• _Data for processing_

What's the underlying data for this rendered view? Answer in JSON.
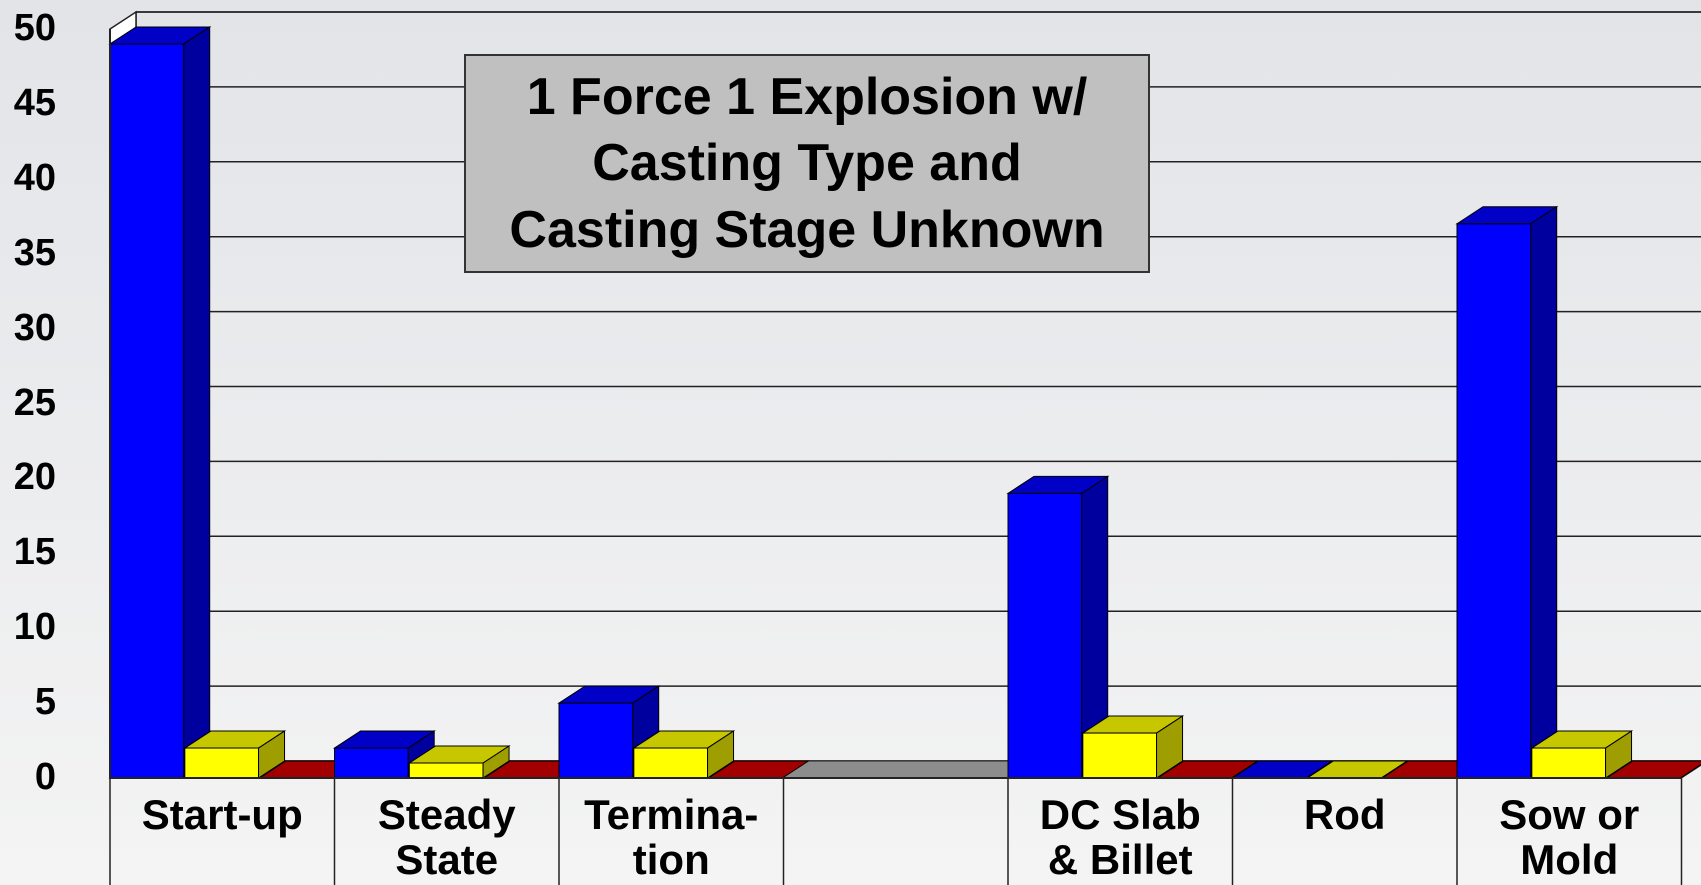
{
  "chart_data": {
    "type": "bar3d",
    "title": "1 Force 1 Explosion w/\nCasting Type and\nCasting Stage Unknown",
    "categories": [
      "Start-up",
      "Steady\nState",
      "Termina-\ntion",
      null,
      "DC Slab\n& Billet",
      "Rod",
      "Sow or\nMold"
    ],
    "series": [
      {
        "color": "#0000ff",
        "values": [
          49,
          2,
          5,
          null,
          19,
          0,
          37
        ]
      },
      {
        "color": "#ffff00",
        "values": [
          2,
          1,
          2,
          null,
          3,
          0,
          2
        ]
      },
      {
        "color": "#d00000",
        "values": [
          0,
          0,
          0,
          null,
          0,
          0,
          0
        ]
      }
    ],
    "ylim": [
      0,
      50
    ],
    "yticks": [
      0,
      5,
      10,
      15,
      20,
      25,
      30,
      35,
      40,
      45,
      50
    ],
    "grid": true
  }
}
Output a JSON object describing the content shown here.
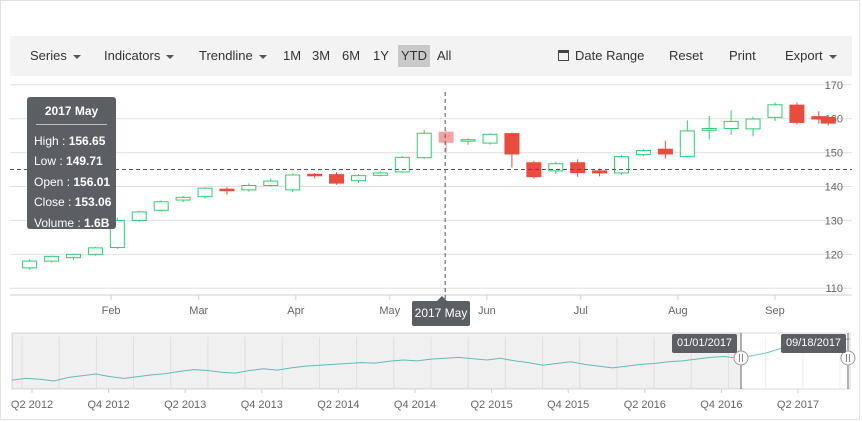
{
  "toolbar": {
    "series_label": "Series",
    "indicators_label": "Indicators",
    "trendline_label": "Trendline",
    "periods": [
      "1M",
      "3M",
      "6M",
      "1Y",
      "YTD",
      "All"
    ],
    "active_period": "YTD",
    "date_range_label": "Date Range",
    "reset_label": "Reset",
    "print_label": "Print",
    "export_label": "Export"
  },
  "tooltip": {
    "title": "2017 May",
    "rows": [
      {
        "label": "High",
        "value": "156.65"
      },
      {
        "label": "Low",
        "value": "149.71"
      },
      {
        "label": "Open",
        "value": "156.01"
      },
      {
        "label": "Close",
        "value": "153.06"
      },
      {
        "label": "Volume",
        "value": "1.6B"
      }
    ]
  },
  "crosshair": {
    "x_label": "2017 May",
    "y_value": 145
  },
  "navigator": {
    "start_label": "01/01/2017",
    "end_label": "09/18/2017",
    "x_labels": [
      "Q2 2012",
      "Q4 2012",
      "Q2 2013",
      "Q4 2013",
      "Q2 2014",
      "Q4 2014",
      "Q2 2015",
      "Q4 2015",
      "Q2 2016",
      "Q4 2016",
      "Q2 2017"
    ]
  },
  "colors": {
    "bull": "#2ecc71",
    "bear": "#e84c3d",
    "highlight_bear": "#f3a3a3",
    "axis": "#666666",
    "tooltip_bg": "#5b5e63",
    "nav_line": "#6cc5c5"
  },
  "chart_data": {
    "type": "candlestick",
    "x_labels": [
      "Feb",
      "Mar",
      "Apr",
      "May",
      "Jun",
      "Jul",
      "Aug",
      "Sep"
    ],
    "y_ticks": [
      110,
      120,
      130,
      140,
      150,
      160,
      170
    ],
    "ylim": [
      108,
      172
    ],
    "candles": [
      {
        "week": "2017-01-06",
        "o": 116.0,
        "h": 118.5,
        "l": 115.5,
        "c": 118.0
      },
      {
        "week": "2017-01-13",
        "o": 118.0,
        "h": 119.6,
        "l": 117.6,
        "c": 119.4
      },
      {
        "week": "2017-01-20",
        "o": 119.0,
        "h": 120.2,
        "l": 118.4,
        "c": 120.0
      },
      {
        "week": "2017-01-27",
        "o": 120.0,
        "h": 122.2,
        "l": 119.6,
        "c": 121.9
      },
      {
        "week": "2017-02-03",
        "o": 122.0,
        "h": 130.8,
        "l": 121.6,
        "c": 130.0
      },
      {
        "week": "2017-02-10",
        "o": 130.0,
        "h": 132.8,
        "l": 129.6,
        "c": 132.5
      },
      {
        "week": "2017-02-17",
        "o": 133.0,
        "h": 135.9,
        "l": 132.6,
        "c": 135.5
      },
      {
        "week": "2017-02-24",
        "o": 136.0,
        "h": 137.2,
        "l": 135.4,
        "c": 136.8
      },
      {
        "week": "2017-03-03",
        "o": 137.0,
        "h": 139.8,
        "l": 136.4,
        "c": 139.5
      },
      {
        "week": "2017-03-10",
        "o": 139.2,
        "h": 139.8,
        "l": 137.6,
        "c": 138.8
      },
      {
        "week": "2017-03-17",
        "o": 139.0,
        "h": 140.9,
        "l": 138.5,
        "c": 140.3
      },
      {
        "week": "2017-03-24",
        "o": 140.3,
        "h": 142.4,
        "l": 140.0,
        "c": 141.6
      },
      {
        "week": "2017-03-31",
        "o": 139.0,
        "h": 143.9,
        "l": 138.4,
        "c": 143.4
      },
      {
        "week": "2017-04-07",
        "o": 143.6,
        "h": 144.0,
        "l": 142.4,
        "c": 143.3
      },
      {
        "week": "2017-04-14",
        "o": 143.5,
        "h": 144.2,
        "l": 140.5,
        "c": 141.0
      },
      {
        "week": "2017-04-21",
        "o": 141.7,
        "h": 143.6,
        "l": 141.0,
        "c": 143.2
      },
      {
        "week": "2017-04-28",
        "o": 143.3,
        "h": 144.4,
        "l": 143.0,
        "c": 144.0
      },
      {
        "week": "2017-05-05",
        "o": 144.3,
        "h": 149.0,
        "l": 144.0,
        "c": 148.6
      },
      {
        "week": "2017-05-12",
        "o": 148.5,
        "h": 156.6,
        "l": 148.2,
        "c": 155.7
      },
      {
        "week": "2017-05-19",
        "o": 156.01,
        "h": 156.65,
        "l": 149.71,
        "c": 153.06
      },
      {
        "week": "2017-05-26",
        "o": 153.4,
        "h": 154.2,
        "l": 152.3,
        "c": 153.8
      },
      {
        "week": "2017-06-02",
        "o": 152.8,
        "h": 155.7,
        "l": 152.4,
        "c": 155.4
      },
      {
        "week": "2017-06-09",
        "o": 155.6,
        "h": 155.9,
        "l": 145.6,
        "c": 149.6
      },
      {
        "week": "2017-06-16",
        "o": 147.0,
        "h": 147.6,
        "l": 142.3,
        "c": 142.9
      },
      {
        "week": "2017-06-23",
        "o": 144.6,
        "h": 147.3,
        "l": 143.6,
        "c": 146.7
      },
      {
        "week": "2017-06-30",
        "o": 147.0,
        "h": 148.0,
        "l": 142.9,
        "c": 144.1
      },
      {
        "week": "2017-07-07",
        "o": 144.6,
        "h": 145.3,
        "l": 143.0,
        "c": 144.0
      },
      {
        "week": "2017-07-14",
        "o": 144.0,
        "h": 149.3,
        "l": 143.5,
        "c": 148.8
      },
      {
        "week": "2017-07-21",
        "o": 149.4,
        "h": 151.0,
        "l": 149.0,
        "c": 150.6
      },
      {
        "week": "2017-07-28",
        "o": 151.0,
        "h": 153.5,
        "l": 148.2,
        "c": 149.6
      },
      {
        "week": "2017-08-04",
        "o": 148.8,
        "h": 159.5,
        "l": 148.6,
        "c": 156.4
      },
      {
        "week": "2017-08-11",
        "o": 156.6,
        "h": 160.8,
        "l": 153.8,
        "c": 157.1
      },
      {
        "week": "2017-08-18",
        "o": 157.1,
        "h": 162.5,
        "l": 155.3,
        "c": 159.2
      },
      {
        "week": "2017-08-25",
        "o": 157.0,
        "h": 160.6,
        "l": 154.8,
        "c": 159.9
      },
      {
        "week": "2017-09-01",
        "o": 160.4,
        "h": 164.8,
        "l": 159.3,
        "c": 164.1
      },
      {
        "week": "2017-09-08",
        "o": 164.0,
        "h": 164.8,
        "l": 158.3,
        "c": 158.9
      },
      {
        "week": "2017-09-15",
        "o": 160.6,
        "h": 162.2,
        "l": 158.5,
        "c": 159.9
      },
      {
        "week": "2017-09-18",
        "o": 160.4,
        "h": 160.9,
        "l": 158.0,
        "c": 158.7
      }
    ],
    "navigator_series": [
      78,
      82,
      80,
      76,
      84,
      88,
      92,
      86,
      82,
      86,
      90,
      93,
      98,
      102,
      100,
      96,
      94,
      100,
      104,
      101,
      106,
      110,
      112,
      114,
      116,
      118,
      117,
      121,
      124,
      122,
      126,
      128,
      130,
      127,
      124,
      128,
      122,
      118,
      112,
      116,
      120,
      114,
      110,
      106,
      110,
      114,
      116,
      120,
      122,
      126,
      130,
      132,
      128,
      134,
      140,
      150,
      158,
      162,
      166,
      170,
      172
    ]
  }
}
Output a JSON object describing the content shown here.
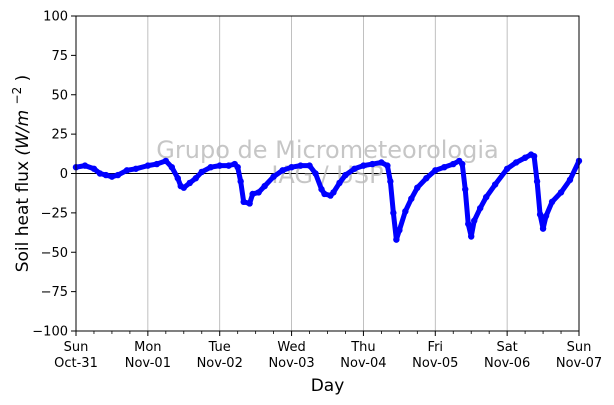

• _Task directions_
Sift the material for lines with the string "title". Copy each one found.

• _The result_
    "title": "1 Force 1 Explosion w/\nCasting Type and\nCasting Stage Unknown",
    "title": "2017 May",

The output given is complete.